━━━━━ EXERCISE INPUTS ━━━━━

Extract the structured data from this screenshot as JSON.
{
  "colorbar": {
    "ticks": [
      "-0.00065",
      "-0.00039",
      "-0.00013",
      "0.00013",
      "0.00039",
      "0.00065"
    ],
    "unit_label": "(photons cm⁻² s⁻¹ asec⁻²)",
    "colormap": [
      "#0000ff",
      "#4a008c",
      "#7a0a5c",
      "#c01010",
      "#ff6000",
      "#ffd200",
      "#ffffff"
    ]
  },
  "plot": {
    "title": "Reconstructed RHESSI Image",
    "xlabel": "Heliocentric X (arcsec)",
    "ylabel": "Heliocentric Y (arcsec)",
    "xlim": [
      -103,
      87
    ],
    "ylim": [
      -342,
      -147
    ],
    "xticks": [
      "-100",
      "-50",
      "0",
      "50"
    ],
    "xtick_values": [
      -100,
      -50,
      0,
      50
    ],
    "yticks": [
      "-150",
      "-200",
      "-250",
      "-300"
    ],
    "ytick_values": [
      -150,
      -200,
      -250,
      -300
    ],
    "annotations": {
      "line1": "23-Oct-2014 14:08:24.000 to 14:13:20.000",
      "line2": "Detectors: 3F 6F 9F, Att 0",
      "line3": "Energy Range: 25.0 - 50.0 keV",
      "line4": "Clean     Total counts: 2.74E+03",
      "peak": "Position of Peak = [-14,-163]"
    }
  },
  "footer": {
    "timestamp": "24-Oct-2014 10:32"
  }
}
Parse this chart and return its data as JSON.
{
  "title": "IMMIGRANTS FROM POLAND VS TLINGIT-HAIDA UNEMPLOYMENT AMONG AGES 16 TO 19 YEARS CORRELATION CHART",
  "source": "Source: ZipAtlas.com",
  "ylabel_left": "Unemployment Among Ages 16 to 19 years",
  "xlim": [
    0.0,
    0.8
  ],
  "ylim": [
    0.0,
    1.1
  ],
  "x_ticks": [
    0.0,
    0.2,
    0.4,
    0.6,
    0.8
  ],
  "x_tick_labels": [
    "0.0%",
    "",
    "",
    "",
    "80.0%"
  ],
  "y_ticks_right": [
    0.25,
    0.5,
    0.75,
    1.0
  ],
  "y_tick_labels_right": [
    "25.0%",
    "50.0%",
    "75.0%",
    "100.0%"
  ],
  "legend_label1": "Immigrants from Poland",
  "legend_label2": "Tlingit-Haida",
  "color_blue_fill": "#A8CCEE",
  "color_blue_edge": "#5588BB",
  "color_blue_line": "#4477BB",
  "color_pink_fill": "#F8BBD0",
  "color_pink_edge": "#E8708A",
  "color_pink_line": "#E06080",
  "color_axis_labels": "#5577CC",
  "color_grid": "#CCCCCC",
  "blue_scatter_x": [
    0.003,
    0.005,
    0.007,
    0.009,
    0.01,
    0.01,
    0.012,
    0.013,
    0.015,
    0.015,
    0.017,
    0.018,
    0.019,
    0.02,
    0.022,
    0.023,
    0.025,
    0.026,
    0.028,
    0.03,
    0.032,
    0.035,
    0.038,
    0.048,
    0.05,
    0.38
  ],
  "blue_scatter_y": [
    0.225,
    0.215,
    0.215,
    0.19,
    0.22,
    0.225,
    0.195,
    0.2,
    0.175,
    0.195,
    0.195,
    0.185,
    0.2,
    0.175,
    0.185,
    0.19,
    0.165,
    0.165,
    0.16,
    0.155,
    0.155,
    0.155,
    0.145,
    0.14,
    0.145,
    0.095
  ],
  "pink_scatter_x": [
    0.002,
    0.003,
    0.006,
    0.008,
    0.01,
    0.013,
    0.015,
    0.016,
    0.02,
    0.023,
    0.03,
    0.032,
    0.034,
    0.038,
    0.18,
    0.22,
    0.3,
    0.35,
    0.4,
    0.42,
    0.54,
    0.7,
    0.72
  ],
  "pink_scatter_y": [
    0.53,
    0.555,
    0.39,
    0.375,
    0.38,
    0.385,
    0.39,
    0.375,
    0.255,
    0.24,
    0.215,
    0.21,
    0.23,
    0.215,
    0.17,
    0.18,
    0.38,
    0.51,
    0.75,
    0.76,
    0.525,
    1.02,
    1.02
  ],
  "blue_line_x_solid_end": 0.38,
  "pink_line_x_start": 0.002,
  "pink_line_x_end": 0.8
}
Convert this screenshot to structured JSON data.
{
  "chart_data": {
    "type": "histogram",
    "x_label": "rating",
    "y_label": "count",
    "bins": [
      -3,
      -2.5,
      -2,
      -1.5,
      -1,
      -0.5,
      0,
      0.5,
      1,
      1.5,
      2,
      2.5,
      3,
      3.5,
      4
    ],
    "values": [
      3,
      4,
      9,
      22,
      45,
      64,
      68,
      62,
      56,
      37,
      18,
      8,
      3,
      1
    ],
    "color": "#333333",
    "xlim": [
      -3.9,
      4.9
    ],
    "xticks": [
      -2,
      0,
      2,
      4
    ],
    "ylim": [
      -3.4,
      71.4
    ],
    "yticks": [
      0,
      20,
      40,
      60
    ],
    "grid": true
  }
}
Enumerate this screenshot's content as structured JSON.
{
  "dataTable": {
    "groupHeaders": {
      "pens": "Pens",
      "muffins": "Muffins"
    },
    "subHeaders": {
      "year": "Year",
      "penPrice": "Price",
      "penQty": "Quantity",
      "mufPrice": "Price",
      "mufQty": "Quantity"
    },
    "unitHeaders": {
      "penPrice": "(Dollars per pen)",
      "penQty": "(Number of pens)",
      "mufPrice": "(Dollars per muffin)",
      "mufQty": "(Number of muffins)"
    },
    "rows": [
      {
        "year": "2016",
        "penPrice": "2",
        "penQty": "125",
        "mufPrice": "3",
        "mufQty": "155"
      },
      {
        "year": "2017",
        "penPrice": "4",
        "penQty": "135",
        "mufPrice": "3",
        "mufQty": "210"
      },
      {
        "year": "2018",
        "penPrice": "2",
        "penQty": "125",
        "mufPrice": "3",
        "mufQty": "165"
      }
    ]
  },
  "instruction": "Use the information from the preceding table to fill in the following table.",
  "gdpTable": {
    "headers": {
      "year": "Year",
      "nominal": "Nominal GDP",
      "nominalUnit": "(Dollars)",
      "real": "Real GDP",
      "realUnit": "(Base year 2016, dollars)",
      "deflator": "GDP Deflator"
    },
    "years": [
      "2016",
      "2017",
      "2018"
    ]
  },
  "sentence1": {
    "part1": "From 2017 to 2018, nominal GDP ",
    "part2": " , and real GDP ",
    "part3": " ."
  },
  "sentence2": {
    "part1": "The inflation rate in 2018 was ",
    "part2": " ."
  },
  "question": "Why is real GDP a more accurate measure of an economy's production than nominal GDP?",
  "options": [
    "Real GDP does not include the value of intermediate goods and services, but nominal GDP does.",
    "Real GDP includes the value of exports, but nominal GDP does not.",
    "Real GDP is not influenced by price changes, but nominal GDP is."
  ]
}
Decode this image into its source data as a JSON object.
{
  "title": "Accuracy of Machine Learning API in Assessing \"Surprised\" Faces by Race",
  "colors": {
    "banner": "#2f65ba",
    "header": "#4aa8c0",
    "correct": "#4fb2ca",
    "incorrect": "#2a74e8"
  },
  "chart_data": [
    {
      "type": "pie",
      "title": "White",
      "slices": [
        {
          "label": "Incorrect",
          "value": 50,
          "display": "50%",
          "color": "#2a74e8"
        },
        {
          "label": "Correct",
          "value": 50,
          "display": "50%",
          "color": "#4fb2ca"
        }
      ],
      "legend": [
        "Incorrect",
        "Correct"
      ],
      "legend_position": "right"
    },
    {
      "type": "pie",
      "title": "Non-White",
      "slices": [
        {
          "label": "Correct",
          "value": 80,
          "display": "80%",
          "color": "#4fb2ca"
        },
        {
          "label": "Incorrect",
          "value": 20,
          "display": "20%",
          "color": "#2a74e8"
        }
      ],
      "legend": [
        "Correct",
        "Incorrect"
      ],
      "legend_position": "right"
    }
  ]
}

━━━━━

# [WHAT THIS TASK INVOLVES]
Look through the data and show every line containing "structured".

# [OUTPUT FOR THIS TASK]
Extract the structured data from this screenshot as JSON.
Convert this screenshot to structured JSON data.
Enumerate this screenshot's content as structured JSON.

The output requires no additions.